**Prompt A**
Reproduce the part of the passage on wireless Internet connectivity that opens with the words containing "Meanwhile, the wired" and closes with "connections when needed.".

**Selected extract**
_____
Many wireless communication devices (e.g., cellular phones, laptop computers, etc.) have the ability to access the Internet to receive data from or send data to other communication devices (e.g., servers). Communication networks, such as cellular mobile networks are striving to provide always-on Internet Protocol (IP) connectivity to wireless communication devices. For instance, Mobile IP (MIP) and its variants, such as Proxy MIP and Dual Stack MIP, are being employed to provide IP layer continuity across handoffs and reachability to communication devices. MIP also is being utilized to perform routing support for roaming, multi-network interworking, and vertical handoffs.
Meanwhile, the wired Internet has been employing persistent connections to services and/or client-initiated pull with periodic or more intelligent schedules based on various user and network activities in order to provide reachability at the application layer. In some instances, this can achieve the appearance of constant or near real-time reachability to users. Some examples involve email, instant chat, RSS feeds, and presence services (e.g., email clients polling their servers periodically, instant messaging clients maintaining open sockets to their servers at all times if possible). This is due to the dynamic nature of most end-host IP address assignments, and the extensive use of Network Address and Port Translation (NAPT) that prevents application servers from discovering their clients' IP addresses and initiating connections when needed.
_____
**Extracted records**
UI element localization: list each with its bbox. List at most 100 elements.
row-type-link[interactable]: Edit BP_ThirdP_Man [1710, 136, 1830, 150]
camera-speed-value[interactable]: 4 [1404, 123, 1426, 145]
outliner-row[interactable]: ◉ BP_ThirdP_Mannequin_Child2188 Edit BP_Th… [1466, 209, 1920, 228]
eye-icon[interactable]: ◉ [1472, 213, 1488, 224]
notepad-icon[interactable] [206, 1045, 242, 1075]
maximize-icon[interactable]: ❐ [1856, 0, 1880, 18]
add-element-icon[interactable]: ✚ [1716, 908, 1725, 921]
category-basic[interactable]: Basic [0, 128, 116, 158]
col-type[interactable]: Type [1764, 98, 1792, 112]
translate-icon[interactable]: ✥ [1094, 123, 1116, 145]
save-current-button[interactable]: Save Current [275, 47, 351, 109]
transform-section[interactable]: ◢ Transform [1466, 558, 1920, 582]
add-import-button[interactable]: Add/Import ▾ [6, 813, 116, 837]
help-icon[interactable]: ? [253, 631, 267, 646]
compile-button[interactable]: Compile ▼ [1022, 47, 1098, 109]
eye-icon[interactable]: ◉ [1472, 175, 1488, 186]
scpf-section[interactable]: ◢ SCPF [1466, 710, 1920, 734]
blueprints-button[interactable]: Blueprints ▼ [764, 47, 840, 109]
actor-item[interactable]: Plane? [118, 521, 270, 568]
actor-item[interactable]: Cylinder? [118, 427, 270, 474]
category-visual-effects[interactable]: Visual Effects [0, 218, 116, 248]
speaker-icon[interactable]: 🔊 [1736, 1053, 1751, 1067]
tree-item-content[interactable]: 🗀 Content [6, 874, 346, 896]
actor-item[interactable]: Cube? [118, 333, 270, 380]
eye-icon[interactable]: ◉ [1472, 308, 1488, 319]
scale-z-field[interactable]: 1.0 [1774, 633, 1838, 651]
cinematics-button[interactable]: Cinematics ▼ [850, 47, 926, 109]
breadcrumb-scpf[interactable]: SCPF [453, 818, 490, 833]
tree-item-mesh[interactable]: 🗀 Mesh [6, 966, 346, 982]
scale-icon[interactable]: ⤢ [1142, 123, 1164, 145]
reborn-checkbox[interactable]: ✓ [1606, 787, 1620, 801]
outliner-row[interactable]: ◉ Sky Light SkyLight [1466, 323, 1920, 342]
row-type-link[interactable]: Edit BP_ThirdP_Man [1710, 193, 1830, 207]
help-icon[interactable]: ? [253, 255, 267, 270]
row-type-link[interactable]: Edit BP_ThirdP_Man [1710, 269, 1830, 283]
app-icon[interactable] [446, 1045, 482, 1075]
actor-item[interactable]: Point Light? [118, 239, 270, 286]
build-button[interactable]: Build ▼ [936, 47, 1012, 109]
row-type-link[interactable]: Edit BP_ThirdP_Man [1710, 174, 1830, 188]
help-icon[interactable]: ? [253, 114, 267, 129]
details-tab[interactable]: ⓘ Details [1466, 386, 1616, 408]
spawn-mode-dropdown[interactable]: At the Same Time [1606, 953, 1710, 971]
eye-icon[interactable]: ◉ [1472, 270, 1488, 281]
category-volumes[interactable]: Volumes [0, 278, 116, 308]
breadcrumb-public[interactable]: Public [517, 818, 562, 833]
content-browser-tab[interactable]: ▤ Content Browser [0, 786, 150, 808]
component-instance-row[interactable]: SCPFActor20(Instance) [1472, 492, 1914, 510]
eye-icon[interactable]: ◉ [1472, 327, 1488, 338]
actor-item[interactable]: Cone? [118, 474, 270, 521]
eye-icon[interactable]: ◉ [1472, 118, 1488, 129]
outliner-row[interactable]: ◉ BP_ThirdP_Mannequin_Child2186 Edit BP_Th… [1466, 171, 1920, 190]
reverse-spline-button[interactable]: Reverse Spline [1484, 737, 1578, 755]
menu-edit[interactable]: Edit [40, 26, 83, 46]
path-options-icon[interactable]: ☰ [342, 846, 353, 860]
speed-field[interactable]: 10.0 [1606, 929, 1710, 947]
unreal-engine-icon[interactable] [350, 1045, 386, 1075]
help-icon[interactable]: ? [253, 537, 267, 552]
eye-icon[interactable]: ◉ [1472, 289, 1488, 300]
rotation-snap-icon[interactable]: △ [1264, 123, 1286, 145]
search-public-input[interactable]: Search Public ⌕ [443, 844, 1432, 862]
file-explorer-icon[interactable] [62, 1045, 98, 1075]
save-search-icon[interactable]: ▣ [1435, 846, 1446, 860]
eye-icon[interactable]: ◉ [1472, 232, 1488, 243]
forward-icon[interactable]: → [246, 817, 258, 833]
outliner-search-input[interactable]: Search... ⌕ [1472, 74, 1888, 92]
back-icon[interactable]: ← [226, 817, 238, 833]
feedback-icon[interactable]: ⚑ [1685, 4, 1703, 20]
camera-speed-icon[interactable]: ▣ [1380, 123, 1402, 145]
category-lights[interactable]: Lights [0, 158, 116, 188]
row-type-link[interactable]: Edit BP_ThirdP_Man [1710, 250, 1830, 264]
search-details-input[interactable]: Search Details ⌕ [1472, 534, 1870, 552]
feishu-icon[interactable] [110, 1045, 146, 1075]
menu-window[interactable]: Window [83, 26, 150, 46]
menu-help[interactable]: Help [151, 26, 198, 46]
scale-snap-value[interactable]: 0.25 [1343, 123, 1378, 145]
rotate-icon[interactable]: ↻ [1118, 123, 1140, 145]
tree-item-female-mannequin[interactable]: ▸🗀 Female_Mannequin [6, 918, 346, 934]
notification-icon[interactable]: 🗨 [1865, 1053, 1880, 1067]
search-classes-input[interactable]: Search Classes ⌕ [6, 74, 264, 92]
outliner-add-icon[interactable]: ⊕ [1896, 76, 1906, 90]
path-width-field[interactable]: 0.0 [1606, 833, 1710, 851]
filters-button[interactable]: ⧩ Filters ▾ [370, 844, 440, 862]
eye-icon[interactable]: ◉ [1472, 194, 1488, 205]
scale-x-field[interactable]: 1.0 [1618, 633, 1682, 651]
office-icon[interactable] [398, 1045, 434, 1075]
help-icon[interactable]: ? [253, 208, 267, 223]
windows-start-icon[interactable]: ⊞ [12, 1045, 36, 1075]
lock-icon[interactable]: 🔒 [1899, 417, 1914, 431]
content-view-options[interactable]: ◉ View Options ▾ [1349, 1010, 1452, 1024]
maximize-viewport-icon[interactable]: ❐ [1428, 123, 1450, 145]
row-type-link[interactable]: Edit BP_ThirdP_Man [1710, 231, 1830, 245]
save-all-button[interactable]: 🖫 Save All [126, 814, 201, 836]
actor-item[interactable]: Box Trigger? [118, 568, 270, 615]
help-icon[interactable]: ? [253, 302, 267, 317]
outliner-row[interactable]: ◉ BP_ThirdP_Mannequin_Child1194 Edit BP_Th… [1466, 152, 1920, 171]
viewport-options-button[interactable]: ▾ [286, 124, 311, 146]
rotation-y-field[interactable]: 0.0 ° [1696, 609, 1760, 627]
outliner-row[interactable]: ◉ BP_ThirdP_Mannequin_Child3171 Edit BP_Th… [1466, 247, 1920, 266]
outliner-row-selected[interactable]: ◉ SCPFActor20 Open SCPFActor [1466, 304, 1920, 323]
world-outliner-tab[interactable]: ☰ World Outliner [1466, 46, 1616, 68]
_____
**Prompt B**
Update the records from their first line through the line that contains "maximize-icon[interactable]: ❐ [1856, 0, 1880, 18]", replacing "notepad-icon" with "text-editor-icon" and leaving all else unchanged. Return only those lines.

**Answer A**
Meanwhile, the wired Internet has been employing persistent connections to services and/or client-initiated pull with periodic or more intelligent schedules based on various user and network activities in order to provide reachability at the application layer. In some instances, this can achieve the appearance of constant or near real-time reachability to users. Some examples involve email, instant chat, RSS feeds, and presence services (e.g., email clients polling their servers periodically, instant messaging clients maintaining open sockets to their servers at all times if possible). This is due to the dynamic nature of most end-host IP address assignments, and the extensive use of Network Address and Port Translation (NAPT) that prevents application servers from discovering their clients' IP addresses and initiating connections when needed.

**Answer B**
UI element localization: list each with its bbox. List at most 100 elements.
row-type-link[interactable]: Edit BP_ThirdP_Man [1710, 136, 1830, 150]
camera-speed-value[interactable]: 4 [1404, 123, 1426, 145]
outliner-row[interactable]: ◉ BP_ThirdP_Mannequin_Child2188 Edit BP_Th… [1466, 209, 1920, 228]
eye-icon[interactable]: ◉ [1472, 213, 1488, 224]
text-editor-icon[interactable] [206, 1045, 242, 1075]
maximize-icon[interactable]: ❐ [1856, 0, 1880, 18]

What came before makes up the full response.